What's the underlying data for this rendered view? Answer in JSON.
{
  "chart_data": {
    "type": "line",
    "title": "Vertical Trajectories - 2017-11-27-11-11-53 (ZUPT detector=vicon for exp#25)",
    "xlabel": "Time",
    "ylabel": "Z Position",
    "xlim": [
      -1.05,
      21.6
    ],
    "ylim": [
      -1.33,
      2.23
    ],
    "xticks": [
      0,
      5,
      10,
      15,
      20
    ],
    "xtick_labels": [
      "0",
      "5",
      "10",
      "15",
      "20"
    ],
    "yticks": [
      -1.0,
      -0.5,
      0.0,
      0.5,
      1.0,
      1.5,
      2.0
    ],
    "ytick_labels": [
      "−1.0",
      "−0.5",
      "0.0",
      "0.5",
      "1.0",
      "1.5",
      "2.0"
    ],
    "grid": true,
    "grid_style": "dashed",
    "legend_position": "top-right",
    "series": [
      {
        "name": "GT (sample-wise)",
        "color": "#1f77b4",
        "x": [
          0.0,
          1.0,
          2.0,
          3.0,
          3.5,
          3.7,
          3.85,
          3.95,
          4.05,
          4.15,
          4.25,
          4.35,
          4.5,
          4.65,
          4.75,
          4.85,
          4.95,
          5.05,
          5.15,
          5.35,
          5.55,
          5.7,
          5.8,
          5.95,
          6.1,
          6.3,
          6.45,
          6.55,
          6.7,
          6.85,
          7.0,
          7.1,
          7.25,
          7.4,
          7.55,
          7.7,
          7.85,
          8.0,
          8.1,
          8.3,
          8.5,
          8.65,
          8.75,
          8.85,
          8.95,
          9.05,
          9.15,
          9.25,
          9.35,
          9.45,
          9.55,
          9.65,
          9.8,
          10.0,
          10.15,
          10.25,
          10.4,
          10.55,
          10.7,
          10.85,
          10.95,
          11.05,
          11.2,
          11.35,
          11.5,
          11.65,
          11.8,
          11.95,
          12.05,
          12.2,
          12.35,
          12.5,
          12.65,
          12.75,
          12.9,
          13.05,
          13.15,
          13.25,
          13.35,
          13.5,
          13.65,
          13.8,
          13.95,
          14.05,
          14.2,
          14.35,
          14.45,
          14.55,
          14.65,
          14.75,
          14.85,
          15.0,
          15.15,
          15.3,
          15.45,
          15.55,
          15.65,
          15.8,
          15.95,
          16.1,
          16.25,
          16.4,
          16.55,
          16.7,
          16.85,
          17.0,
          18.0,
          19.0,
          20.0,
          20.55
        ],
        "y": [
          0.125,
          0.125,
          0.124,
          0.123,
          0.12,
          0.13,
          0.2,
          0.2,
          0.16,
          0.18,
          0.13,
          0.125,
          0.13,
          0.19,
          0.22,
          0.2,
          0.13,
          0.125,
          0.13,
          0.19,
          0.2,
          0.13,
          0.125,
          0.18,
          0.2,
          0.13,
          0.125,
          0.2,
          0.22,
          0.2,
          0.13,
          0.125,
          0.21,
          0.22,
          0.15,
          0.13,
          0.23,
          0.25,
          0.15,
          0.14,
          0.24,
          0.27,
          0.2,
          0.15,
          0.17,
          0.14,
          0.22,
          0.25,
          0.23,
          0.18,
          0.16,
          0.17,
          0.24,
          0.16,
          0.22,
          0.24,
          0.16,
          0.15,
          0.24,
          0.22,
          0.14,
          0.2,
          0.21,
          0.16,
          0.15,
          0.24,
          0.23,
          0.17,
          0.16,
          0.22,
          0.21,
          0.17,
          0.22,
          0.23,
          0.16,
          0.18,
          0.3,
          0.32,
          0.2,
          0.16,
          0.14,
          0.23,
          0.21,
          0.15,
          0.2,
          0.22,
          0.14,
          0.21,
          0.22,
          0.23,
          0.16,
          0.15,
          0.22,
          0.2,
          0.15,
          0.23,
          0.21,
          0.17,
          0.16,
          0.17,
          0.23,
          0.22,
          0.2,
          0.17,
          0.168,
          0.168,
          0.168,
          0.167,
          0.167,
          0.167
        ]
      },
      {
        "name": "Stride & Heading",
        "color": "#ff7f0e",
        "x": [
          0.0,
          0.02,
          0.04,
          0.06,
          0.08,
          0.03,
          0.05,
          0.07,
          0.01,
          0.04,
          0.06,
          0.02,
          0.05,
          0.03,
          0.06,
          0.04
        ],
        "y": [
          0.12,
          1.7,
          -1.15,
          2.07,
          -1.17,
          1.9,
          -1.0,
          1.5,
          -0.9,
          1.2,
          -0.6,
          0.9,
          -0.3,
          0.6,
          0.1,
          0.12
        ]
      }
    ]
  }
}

○ ○ ○

> Short task: Look above for every line with the word "name" and copy it.

> Task output:
        "name": "GT (sample-wise)",
        "name": "Stride & Heading",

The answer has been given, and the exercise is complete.